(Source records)
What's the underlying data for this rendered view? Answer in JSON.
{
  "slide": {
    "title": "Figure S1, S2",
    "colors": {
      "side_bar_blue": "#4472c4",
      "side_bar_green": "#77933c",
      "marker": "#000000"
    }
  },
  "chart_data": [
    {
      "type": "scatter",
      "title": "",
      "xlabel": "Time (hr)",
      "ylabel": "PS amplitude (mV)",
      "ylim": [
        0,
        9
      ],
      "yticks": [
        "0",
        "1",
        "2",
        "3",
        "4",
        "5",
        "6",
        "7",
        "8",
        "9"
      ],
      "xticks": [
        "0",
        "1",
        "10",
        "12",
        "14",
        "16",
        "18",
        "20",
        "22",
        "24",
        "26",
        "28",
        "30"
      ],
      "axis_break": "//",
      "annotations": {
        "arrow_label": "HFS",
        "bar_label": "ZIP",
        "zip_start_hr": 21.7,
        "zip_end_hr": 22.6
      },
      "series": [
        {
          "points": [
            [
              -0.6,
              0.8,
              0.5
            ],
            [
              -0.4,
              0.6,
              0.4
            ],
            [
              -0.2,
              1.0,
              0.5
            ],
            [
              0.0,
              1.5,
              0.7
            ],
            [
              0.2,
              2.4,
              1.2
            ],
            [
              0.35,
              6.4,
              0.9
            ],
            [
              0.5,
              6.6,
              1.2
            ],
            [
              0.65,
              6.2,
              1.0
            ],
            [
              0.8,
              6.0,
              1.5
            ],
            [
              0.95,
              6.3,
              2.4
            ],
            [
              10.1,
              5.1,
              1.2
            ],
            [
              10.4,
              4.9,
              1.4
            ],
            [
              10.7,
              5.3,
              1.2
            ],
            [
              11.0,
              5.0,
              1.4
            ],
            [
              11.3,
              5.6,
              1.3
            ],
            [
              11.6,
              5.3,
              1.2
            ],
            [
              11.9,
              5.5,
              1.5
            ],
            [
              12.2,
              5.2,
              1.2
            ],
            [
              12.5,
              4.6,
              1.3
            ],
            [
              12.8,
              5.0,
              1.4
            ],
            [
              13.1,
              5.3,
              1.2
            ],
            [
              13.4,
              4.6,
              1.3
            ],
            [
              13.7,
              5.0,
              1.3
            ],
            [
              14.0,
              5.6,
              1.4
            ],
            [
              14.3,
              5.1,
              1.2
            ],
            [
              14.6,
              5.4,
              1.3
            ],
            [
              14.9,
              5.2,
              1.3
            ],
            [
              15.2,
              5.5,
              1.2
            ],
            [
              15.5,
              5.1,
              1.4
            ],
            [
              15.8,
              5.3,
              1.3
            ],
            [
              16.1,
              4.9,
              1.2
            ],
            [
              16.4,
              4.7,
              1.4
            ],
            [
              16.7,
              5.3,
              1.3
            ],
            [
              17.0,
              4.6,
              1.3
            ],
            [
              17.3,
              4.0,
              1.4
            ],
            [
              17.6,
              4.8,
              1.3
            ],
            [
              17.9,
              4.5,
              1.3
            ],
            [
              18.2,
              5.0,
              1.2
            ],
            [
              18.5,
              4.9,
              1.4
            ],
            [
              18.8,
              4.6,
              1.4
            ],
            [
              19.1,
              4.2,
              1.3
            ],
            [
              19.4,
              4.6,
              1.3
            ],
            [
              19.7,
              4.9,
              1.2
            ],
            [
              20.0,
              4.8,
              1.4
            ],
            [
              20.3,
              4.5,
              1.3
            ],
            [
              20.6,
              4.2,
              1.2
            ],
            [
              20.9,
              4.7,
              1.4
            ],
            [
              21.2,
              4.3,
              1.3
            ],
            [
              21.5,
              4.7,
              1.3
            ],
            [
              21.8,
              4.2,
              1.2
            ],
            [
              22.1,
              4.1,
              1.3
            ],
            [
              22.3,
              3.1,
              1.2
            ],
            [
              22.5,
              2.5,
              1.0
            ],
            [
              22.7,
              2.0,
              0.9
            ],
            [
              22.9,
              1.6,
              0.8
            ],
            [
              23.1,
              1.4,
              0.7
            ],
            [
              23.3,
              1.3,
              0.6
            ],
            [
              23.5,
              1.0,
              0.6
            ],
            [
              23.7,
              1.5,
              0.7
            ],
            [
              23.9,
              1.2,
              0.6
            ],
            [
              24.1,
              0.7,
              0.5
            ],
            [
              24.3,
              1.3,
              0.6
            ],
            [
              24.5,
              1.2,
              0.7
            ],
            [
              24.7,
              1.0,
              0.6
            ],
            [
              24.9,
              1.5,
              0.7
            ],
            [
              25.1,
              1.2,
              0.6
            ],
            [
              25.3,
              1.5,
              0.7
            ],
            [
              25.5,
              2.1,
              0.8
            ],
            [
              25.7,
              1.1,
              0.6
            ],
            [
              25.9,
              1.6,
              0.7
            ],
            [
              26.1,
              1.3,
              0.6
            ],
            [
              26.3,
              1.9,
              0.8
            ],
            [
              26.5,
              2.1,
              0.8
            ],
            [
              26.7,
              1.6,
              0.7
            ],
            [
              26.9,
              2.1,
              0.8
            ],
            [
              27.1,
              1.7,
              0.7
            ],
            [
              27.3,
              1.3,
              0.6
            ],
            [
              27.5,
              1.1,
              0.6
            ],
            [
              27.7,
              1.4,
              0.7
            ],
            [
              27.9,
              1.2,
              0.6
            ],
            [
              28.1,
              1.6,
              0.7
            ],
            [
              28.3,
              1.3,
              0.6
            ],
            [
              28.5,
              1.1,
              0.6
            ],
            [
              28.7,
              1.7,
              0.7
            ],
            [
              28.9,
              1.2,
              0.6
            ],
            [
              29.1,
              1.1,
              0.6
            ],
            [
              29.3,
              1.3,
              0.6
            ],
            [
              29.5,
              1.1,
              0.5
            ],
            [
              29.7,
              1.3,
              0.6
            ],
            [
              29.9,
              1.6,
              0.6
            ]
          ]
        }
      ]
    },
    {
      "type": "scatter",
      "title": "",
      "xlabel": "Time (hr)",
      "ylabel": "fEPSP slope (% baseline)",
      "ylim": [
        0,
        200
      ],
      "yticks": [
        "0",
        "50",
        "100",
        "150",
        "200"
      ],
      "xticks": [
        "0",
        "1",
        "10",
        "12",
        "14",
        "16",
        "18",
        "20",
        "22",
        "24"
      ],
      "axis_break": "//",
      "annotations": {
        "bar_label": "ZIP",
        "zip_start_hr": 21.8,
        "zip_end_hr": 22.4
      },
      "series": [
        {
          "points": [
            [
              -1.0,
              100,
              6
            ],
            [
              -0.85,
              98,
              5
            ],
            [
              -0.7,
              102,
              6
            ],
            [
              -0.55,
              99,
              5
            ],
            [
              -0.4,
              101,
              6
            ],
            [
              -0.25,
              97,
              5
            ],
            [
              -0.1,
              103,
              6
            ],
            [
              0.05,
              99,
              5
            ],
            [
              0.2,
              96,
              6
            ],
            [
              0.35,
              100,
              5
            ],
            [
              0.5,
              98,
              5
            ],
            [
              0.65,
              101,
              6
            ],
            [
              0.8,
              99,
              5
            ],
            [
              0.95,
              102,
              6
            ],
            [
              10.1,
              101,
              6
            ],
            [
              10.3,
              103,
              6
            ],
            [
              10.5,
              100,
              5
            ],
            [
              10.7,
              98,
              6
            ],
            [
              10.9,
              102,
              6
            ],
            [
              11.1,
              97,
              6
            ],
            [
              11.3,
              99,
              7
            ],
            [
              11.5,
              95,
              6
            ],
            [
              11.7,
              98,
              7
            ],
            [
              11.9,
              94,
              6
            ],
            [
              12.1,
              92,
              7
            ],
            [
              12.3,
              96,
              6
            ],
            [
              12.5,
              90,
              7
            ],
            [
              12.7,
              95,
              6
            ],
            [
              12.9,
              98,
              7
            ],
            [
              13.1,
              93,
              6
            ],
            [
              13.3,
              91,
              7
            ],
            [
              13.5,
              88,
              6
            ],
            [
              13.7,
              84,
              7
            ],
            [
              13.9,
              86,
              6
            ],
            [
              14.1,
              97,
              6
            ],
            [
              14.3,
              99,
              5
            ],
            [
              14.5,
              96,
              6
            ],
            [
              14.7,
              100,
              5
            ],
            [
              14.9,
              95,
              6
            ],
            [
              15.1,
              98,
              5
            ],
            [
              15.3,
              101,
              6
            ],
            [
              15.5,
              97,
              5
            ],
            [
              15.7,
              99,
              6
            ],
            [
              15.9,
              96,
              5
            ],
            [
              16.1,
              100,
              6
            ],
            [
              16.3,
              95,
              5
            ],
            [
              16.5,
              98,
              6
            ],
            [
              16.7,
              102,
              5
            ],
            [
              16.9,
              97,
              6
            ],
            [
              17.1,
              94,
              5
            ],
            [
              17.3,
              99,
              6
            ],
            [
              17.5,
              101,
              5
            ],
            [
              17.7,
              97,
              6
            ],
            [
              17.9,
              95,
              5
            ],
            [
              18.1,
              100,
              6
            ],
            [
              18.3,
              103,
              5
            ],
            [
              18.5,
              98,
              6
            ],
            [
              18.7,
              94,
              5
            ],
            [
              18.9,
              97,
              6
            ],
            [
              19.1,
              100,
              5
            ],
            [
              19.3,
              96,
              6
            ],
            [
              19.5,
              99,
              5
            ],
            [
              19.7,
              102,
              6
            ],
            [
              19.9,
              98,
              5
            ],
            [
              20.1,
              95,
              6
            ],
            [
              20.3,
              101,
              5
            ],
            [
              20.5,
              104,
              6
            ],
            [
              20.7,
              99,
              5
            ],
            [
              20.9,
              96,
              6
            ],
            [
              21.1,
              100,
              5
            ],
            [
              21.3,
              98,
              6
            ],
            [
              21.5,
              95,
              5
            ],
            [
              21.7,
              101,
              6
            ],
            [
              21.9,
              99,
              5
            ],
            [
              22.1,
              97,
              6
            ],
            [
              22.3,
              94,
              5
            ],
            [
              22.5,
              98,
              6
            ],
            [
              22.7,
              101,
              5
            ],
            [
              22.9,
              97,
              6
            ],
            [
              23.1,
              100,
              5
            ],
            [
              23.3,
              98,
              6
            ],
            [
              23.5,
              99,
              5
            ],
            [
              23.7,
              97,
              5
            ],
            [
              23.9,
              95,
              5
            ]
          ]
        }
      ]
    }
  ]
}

• WHAT YOU ARE ASKED TO DO: Report each line in the preceding entries that holds the string "ylabel".

• ANSWER:
      "ylabel": "PS amplitude (mV)",
      "ylabel": "fEPSP slope (% baseline)",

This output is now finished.